RAW DATA.
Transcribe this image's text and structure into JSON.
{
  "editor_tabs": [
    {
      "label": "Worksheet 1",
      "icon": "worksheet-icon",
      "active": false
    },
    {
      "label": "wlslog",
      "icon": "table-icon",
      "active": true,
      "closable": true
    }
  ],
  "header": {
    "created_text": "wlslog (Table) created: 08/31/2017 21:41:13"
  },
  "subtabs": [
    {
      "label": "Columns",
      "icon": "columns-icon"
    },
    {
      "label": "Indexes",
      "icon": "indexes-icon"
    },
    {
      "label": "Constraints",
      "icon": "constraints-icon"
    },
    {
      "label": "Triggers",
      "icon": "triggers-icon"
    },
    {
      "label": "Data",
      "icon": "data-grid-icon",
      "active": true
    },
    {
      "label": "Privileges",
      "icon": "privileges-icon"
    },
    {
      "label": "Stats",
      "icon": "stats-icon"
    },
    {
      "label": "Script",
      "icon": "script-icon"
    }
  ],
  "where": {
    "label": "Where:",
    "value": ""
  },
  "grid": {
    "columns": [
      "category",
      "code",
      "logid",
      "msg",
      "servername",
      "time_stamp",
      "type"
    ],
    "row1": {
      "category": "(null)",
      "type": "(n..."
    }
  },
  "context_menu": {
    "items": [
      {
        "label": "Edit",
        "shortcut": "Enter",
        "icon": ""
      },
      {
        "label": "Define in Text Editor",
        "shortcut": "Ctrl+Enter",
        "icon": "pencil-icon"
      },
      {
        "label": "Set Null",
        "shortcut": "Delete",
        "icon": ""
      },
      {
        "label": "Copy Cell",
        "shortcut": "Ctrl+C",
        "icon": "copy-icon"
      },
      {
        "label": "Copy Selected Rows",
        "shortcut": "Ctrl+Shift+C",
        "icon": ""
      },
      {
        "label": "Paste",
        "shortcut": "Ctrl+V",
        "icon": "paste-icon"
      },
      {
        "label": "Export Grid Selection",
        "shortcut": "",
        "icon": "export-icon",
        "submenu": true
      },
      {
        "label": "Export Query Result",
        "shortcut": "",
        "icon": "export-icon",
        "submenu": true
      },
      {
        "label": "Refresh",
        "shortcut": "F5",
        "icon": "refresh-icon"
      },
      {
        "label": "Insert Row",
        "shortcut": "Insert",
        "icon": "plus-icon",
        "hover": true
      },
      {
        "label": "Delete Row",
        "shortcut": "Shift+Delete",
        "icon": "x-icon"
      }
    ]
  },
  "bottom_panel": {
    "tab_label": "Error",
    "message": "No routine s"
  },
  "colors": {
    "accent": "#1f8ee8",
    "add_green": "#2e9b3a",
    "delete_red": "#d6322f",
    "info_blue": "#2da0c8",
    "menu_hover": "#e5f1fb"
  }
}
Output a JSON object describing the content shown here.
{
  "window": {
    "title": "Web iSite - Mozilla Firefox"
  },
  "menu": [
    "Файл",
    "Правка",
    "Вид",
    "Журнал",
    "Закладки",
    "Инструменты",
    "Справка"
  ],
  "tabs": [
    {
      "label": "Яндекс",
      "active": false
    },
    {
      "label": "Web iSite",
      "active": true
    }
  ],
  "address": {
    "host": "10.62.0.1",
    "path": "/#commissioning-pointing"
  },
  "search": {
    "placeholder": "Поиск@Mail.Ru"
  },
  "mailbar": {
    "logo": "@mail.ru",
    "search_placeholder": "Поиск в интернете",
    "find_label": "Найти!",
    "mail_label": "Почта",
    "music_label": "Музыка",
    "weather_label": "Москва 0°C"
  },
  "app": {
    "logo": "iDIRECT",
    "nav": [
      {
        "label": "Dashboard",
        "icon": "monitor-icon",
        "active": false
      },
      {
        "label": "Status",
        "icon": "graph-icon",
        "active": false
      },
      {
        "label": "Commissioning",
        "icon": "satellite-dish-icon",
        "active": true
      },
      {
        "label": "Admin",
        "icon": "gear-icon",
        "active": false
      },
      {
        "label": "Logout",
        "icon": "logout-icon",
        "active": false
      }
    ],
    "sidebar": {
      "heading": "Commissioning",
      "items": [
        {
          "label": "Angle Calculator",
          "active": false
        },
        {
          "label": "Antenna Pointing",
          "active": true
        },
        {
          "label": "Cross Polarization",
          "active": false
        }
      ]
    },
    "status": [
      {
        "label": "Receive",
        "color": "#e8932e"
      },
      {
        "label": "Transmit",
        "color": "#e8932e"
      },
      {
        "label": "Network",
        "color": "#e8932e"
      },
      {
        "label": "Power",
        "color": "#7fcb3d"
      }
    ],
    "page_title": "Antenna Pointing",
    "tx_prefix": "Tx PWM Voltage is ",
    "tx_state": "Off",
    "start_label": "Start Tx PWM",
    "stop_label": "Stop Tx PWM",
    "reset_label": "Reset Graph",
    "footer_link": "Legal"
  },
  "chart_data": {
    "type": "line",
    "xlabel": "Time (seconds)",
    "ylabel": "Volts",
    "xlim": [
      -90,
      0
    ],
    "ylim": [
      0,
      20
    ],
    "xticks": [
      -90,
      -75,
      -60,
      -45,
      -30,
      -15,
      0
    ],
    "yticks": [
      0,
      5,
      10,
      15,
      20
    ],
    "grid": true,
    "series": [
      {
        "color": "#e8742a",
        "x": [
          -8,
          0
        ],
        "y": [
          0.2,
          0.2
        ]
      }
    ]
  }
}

TASK PROMPT.
Your task is to return the full listing exactly as it was given.

OUTPUT OF THE EXERCISE.
Transcribe this image's text and structure into JSON.
{
  "editor_tabs": [
    {
      "label": "Worksheet 1",
      "icon": "worksheet-icon",
      "active": false
    },
    {
      "label": "wlslog",
      "icon": "table-icon",
      "active": true,
      "closable": true
    }
  ],
  "header": {
    "created_text": "wlslog (Table) created: 08/31/2017 21:41:13"
  },
  "subtabs": [
    {
      "label": "Columns",
      "icon": "columns-icon"
    },
    {
      "label": "Indexes",
      "icon": "indexes-icon"
    },
    {
      "label": "Constraints",
      "icon": "constraints-icon"
    },
    {
      "label": "Triggers",
      "icon": "triggers-icon"
    },
    {
      "label": "Data",
      "icon": "data-grid-icon",
      "active": true
    },
    {
      "label": "Privileges",
      "icon": "privileges-icon"
    },
    {
      "label": "Stats",
      "icon": "stats-icon"
    },
    {
      "label": "Script",
      "icon": "script-icon"
    }
  ],
  "where": {
    "label": "Where:",
    "value": ""
  },
  "grid": {
    "columns": [
      "category",
      "code",
      "logid",
      "msg",
      "servername",
      "time_stamp",
      "type"
    ],
    "row1": {
      "category": "(null)",
      "type": "(n..."
    }
  },
  "context_menu": {
    "items": [
      {
        "label": "Edit",
        "shortcut": "Enter",
        "icon": ""
      },
      {
        "label": "Define in Text Editor",
        "shortcut": "Ctrl+Enter",
        "icon": "pencil-icon"
      },
      {
        "label": "Set Null",
        "shortcut": "Delete",
        "icon": ""
      },
      {
        "label": "Copy Cell",
        "shortcut": "Ctrl+C",
        "icon": "copy-icon"
      },
      {
        "label": "Copy Selected Rows",
        "shortcut": "Ctrl+Shift+C",
        "icon": ""
      },
      {
        "label": "Paste",
        "shortcut": "Ctrl+V",
        "icon": "paste-icon"
      },
      {
        "label": "Export Grid Selection",
        "shortcut": "",
        "icon": "export-icon",
        "submenu": true
      },
      {
        "label": "Export Query Result",
        "shortcut": "",
        "icon": "export-icon",
        "submenu": true
      },
      {
        "label": "Refresh",
        "shortcut": "F5",
        "icon": "refresh-icon"
      },
      {
        "label": "Insert Row",
        "shortcut": "Insert",
        "icon": "plus-icon",
        "hover": true
      },
      {
        "label": "Delete Row",
        "shortcut": "Shift+Delete",
        "icon": "x-icon"
      }
    ]
  },
  "bottom_panel": {
    "tab_label": "Error",
    "message": "No routine s"
  },
  "colors": {
    "accent": "#1f8ee8",
    "add_green": "#2e9b3a",
    "delete_red": "#d6322f",
    "info_blue": "#2da0c8",
    "menu_hover": "#e5f1fb"
  }
}
Output a JSON object describing the content shown here.
{
  "window": {
    "title": "Web iSite - Mozilla Firefox"
  },
  "menu": [
    "Файл",
    "Правка",
    "Вид",
    "Журнал",
    "Закладки",
    "Инструменты",
    "Справка"
  ],
  "tabs": [
    {
      "label": "Яндекс",
      "active": false
    },
    {
      "label": "Web iSite",
      "active": true
    }
  ],
  "address": {
    "host": "10.62.0.1",
    "path": "/#commissioning-pointing"
  },
  "search": {
    "placeholder": "Поиск@Mail.Ru"
  },
  "mailbar": {
    "logo": "@mail.ru",
    "search_placeholder": "Поиск в интернете",
    "find_label": "Найти!",
    "mail_label": "Почта",
    "music_label": "Музыка",
    "weather_label": "Москва 0°C"
  },
  "app": {
    "logo": "iDIRECT",
    "nav": [
      {
        "label": "Dashboard",
        "icon": "monitor-icon",
        "active": false
      },
      {
        "label": "Status",
        "icon": "graph-icon",
        "active": false
      },
      {
        "label": "Commissioning",
        "icon": "satellite-dish-icon",
        "active": true
      },
      {
        "label": "Admin",
        "icon": "gear-icon",
        "active": false
      },
      {
        "label": "Logout",
        "icon": "logout-icon",
        "active": false
      }
    ],
    "sidebar": {
      "heading": "Commissioning",
      "items": [
        {
          "label": "Angle Calculator",
          "active": false
        },
        {
          "label": "Antenna Pointing",
          "active": true
        },
        {
          "label": "Cross Polarization",
          "active": false
        }
      ]
    },
    "status": [
      {
        "label": "Receive",
        "color": "#e8932e"
      },
      {
        "label": "Transmit",
        "color": "#e8932e"
      },
      {
        "label": "Network",
        "color": "#e8932e"
      },
      {
        "label": "Power",
        "color": "#7fcb3d"
      }
    ],
    "page_title": "Antenna Pointing",
    "tx_prefix": "Tx PWM Voltage is ",
    "tx_state": "Off",
    "start_label": "Start Tx PWM",
    "stop_label": "Stop Tx PWM",
    "reset_label": "Reset Graph",
    "footer_link": "Legal"
  },
  "chart_data": {
    "type": "line",
    "xlabel": "Time (seconds)",
    "ylabel": "Volts",
    "xlim": [
      -90,
      0
    ],
    "ylim": [
      0,
      20
    ],
    "xticks": [
      -90,
      -75,
      -60,
      -45,
      -30,
      -15,
      0
    ],
    "yticks": [
      0,
      5,
      10,
      15,
      20
    ],
    "grid": true,
    "series": [
      {
        "color": "#e8742a",
        "x": [
          -8,
          0
        ],
        "y": [
          0.2,
          0.2
        ]
      }
    ]
  }
}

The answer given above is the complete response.